* [Exercise brief]
Can you find the lines of the listing that include "terapéuticas" and copy every one?

──────── Record excerpts ────────

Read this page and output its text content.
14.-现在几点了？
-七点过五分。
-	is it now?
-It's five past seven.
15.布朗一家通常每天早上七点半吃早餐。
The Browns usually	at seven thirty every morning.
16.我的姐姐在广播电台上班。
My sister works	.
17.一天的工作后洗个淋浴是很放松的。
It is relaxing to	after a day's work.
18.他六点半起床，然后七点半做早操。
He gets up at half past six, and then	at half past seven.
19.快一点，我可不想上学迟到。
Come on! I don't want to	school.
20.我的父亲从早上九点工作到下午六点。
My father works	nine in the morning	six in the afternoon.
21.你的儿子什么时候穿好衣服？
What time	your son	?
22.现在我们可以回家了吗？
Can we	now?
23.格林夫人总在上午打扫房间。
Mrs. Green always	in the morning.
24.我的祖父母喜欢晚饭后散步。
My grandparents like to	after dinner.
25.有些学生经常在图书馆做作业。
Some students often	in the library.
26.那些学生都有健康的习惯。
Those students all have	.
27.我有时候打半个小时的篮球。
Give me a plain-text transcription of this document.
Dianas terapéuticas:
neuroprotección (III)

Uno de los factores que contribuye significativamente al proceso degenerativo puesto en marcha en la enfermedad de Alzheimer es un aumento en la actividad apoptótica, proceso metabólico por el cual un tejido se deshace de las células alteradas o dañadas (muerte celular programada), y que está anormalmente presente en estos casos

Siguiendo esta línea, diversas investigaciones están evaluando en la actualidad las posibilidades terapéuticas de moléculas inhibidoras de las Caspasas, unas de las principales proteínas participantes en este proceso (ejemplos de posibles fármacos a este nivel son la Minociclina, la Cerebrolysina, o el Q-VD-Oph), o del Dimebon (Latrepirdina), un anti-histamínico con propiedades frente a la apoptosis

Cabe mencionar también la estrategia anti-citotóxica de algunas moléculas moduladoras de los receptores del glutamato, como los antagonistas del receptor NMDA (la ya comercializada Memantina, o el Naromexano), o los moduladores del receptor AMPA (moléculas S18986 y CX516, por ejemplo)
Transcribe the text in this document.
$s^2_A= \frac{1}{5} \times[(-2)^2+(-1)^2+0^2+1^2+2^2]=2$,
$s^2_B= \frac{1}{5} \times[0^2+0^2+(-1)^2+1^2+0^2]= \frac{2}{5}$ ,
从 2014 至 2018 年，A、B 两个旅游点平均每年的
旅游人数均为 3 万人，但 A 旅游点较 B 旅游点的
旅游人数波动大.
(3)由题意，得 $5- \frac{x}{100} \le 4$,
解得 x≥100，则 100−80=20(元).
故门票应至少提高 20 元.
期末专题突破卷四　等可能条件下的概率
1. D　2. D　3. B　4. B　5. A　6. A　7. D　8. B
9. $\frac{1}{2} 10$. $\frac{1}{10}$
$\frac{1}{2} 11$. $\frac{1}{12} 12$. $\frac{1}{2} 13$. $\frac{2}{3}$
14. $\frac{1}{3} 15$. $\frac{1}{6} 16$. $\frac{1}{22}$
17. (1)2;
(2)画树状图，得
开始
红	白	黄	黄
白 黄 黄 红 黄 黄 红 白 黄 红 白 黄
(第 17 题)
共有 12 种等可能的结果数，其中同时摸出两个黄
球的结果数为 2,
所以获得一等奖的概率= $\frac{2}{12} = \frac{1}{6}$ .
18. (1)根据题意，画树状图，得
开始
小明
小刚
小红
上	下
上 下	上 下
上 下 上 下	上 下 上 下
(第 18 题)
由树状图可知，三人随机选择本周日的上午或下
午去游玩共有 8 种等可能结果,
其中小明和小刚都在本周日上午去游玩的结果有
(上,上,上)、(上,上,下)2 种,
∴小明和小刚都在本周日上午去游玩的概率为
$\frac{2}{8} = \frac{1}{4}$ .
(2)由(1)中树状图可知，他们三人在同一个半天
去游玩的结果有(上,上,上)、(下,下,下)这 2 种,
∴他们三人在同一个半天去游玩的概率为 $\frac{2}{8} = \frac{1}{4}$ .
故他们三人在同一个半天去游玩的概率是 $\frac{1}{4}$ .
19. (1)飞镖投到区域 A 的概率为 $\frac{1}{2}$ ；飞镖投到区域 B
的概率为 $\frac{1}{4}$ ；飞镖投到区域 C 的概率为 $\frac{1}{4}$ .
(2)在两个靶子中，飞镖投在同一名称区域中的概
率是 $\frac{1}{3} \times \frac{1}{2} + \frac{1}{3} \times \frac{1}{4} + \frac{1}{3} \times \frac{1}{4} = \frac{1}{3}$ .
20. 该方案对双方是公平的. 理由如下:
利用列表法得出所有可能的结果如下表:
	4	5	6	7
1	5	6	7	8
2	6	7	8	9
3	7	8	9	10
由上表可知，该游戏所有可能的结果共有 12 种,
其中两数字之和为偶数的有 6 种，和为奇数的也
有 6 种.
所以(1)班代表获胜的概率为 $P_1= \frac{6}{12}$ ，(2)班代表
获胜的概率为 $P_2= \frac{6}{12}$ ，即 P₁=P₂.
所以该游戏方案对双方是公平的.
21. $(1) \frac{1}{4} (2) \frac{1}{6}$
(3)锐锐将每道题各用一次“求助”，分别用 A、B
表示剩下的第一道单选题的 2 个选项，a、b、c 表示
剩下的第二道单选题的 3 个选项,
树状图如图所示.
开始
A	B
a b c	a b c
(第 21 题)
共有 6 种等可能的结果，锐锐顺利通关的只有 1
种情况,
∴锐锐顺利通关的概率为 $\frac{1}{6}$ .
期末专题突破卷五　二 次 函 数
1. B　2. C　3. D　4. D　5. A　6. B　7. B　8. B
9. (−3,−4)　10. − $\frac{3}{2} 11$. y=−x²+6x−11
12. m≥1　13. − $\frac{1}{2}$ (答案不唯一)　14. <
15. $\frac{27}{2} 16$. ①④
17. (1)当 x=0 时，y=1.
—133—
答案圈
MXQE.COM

────────

* [Correct result]
Dianas terapéuticas:
Siguiendo esta línea, diversas investigaciones están evaluando en la actualidad las posibilidades terapéuticas de moléculas inhibidoras de las Caspasas, unas de las principales proteínas participantes en este proceso (ejemplos de posibles fármacos a este nivel son la Minociclina, la Cerebrolysina, o el Q-VD-Oph), o del Dimebon (Latrepirdina), un anti-histamínico con propiedades frente a la apoptosis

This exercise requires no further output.